WHAT YOU ARE ASKED TO DO: Copy the items below word for word, from the first line down through the line containing "node: bottom junction dot [63,146,71,154]", including both ends. Leave the pictures out of your copy.

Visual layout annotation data
___

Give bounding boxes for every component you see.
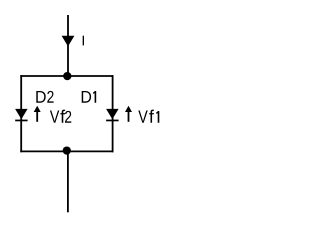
label Vf1 [138,110,159,123]
label Vf2 [50,110,71,123]
wire: left vertical branch [20,75,22,152]
label D1 [82,91,96,103]
wire: bottom vertical return [67,151,69,212]
wire: top horizontal bus [20,75,113,77]
node: top junction dot [63,72,71,80]
node: bottom junction dot [63,146,71,154]
Vf1 polarity arrow (points up) [125,106,132,122]
wire: right vertical branch [112,75,114,152]
Vf2 polarity arrow (points up) [34,106,41,122]
label I [83,36,84,46]
wire: top vertical feed [67,15,69,76]
wire: bottom horizontal bus [20,150,113,152]
diode D2 symbol [15,109,28,121]
label D2 [36,91,53,103]
diode D1 symbol [106,109,119,121]
current arrowhead I (points down) [62,36,75,47]
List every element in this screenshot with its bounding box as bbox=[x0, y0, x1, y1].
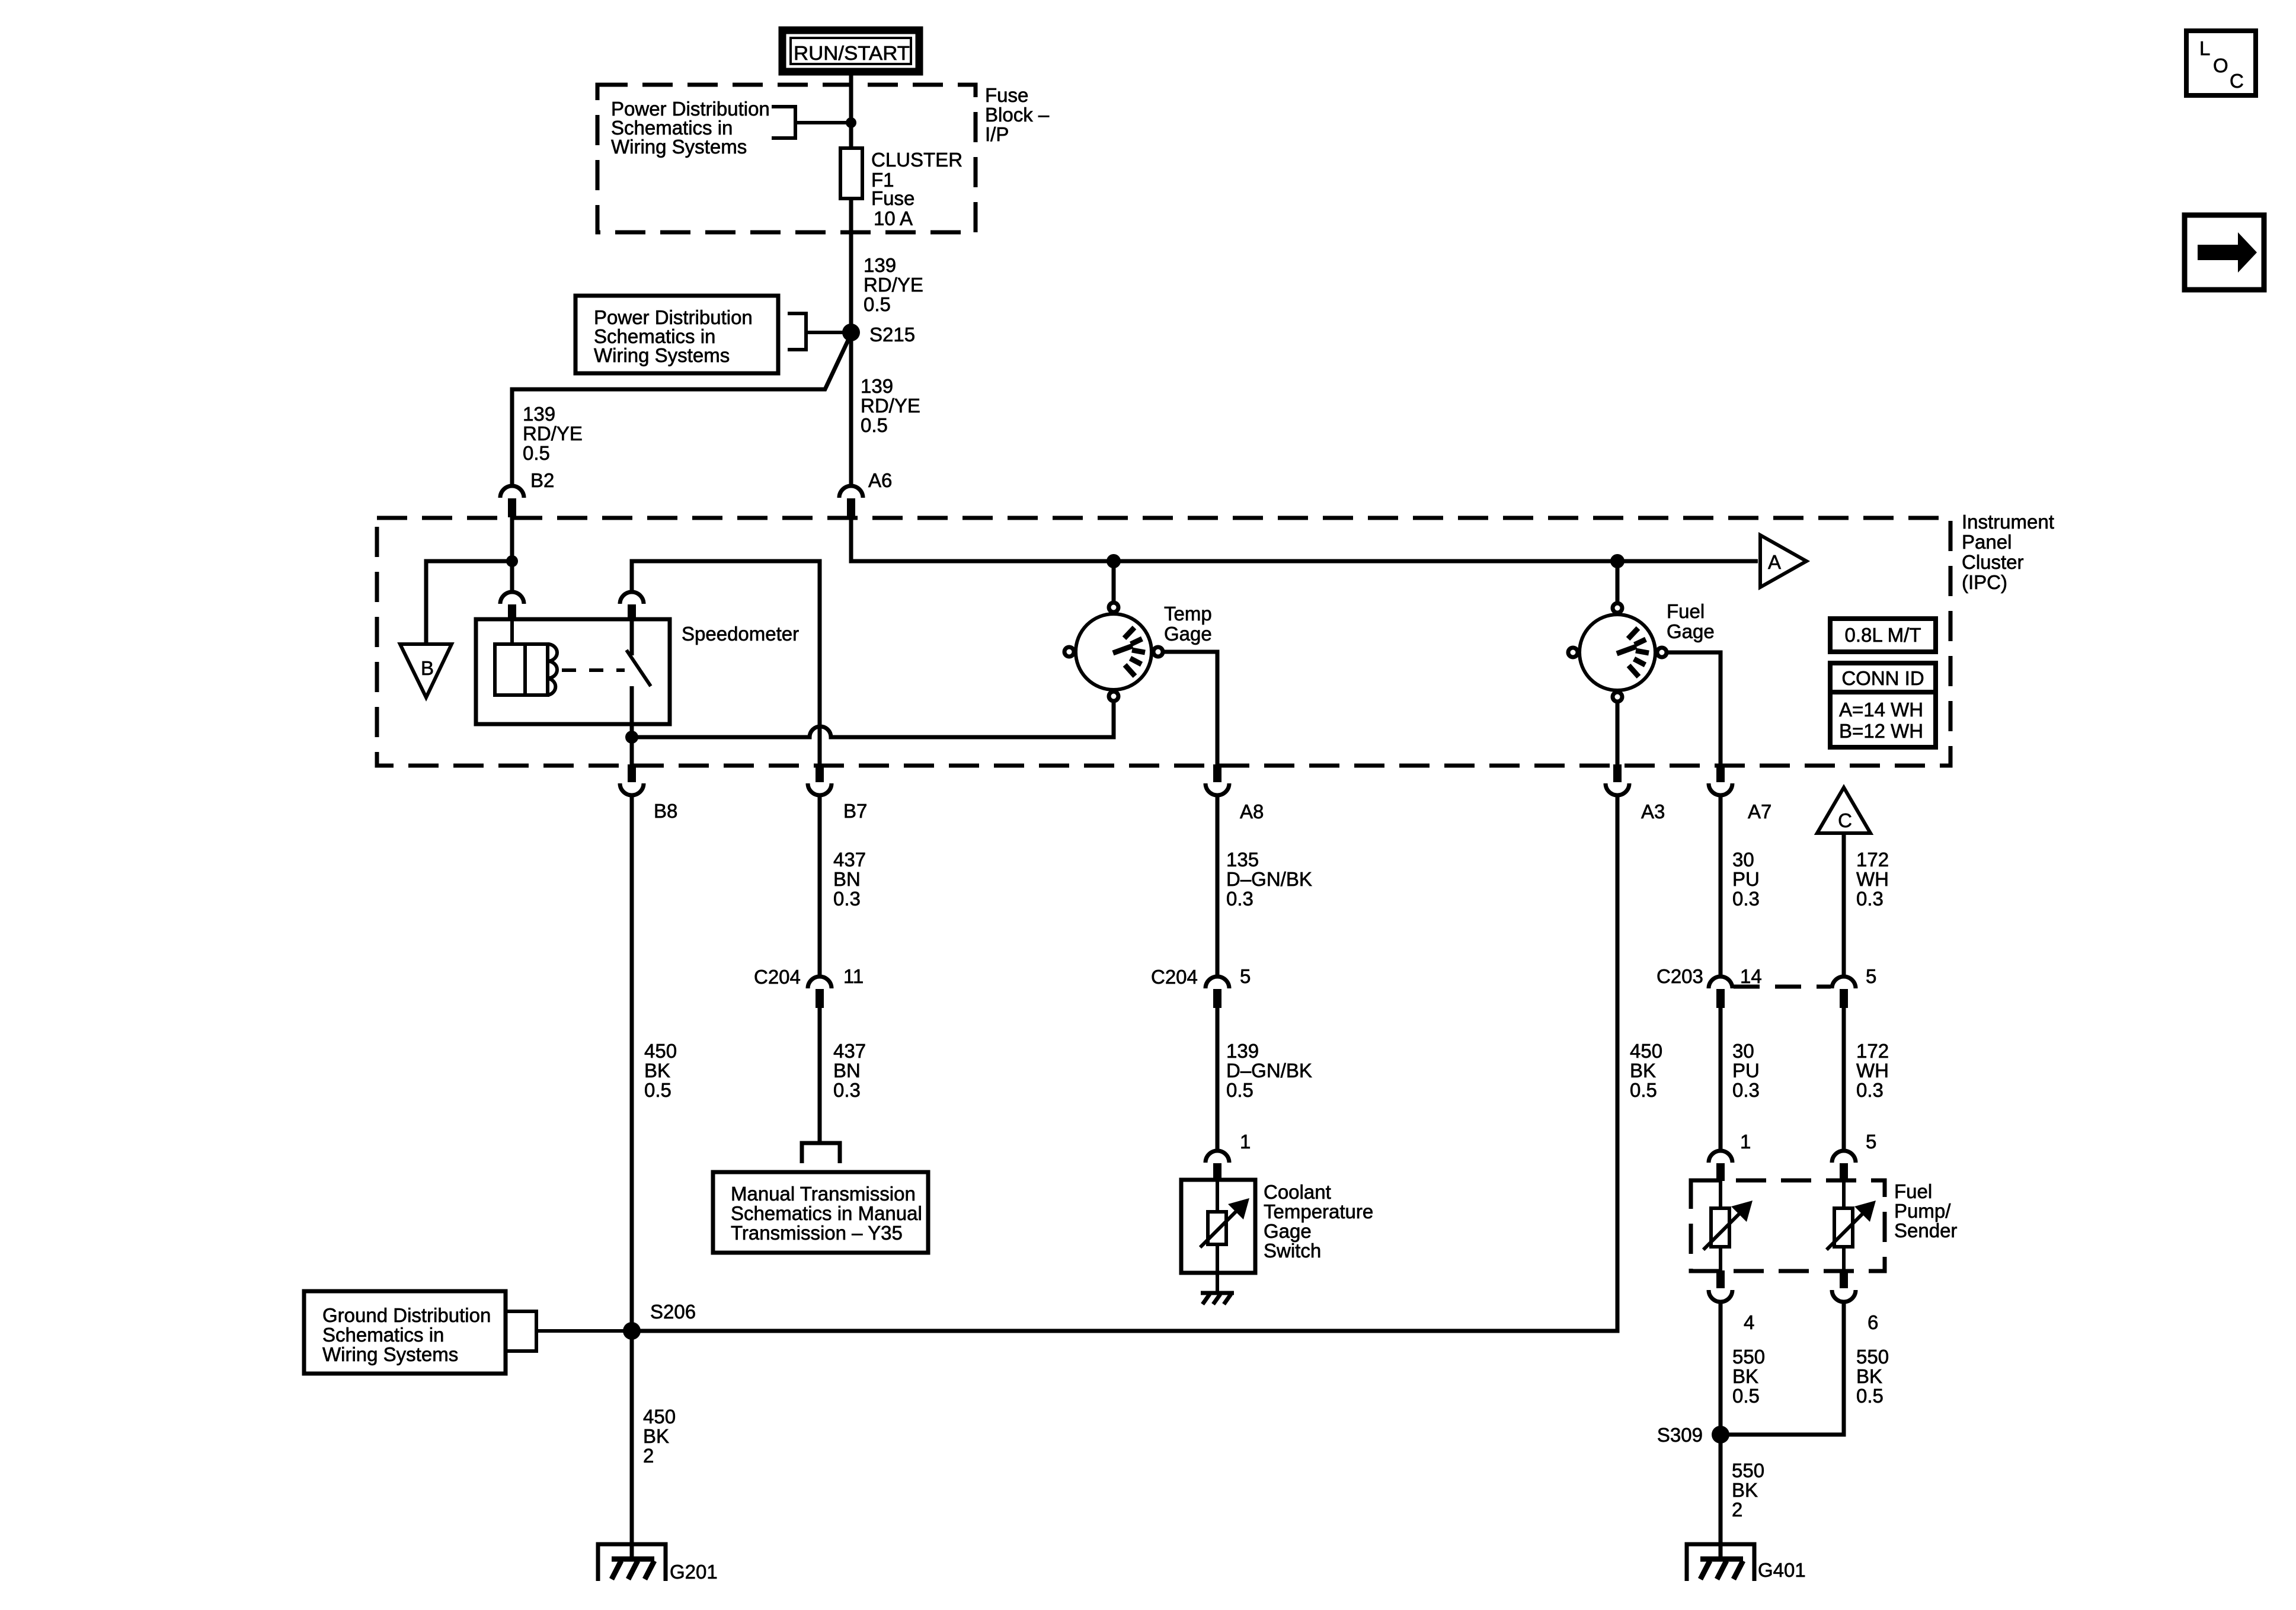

___

OUTPUT FOR THIS EXERCISE:
Give bounding boxes for every component you see.
label Vf1 [138,110,159,123]
label Vf2 [50,110,71,123]
wire: left vertical branch [20,75,22,152]
label D1 [82,91,96,103]
wire: bottom vertical return [67,151,69,212]
wire: top horizontal bus [20,75,113,77]
node: top junction dot [63,72,71,80]
node: bottom junction dot [63,146,71,154]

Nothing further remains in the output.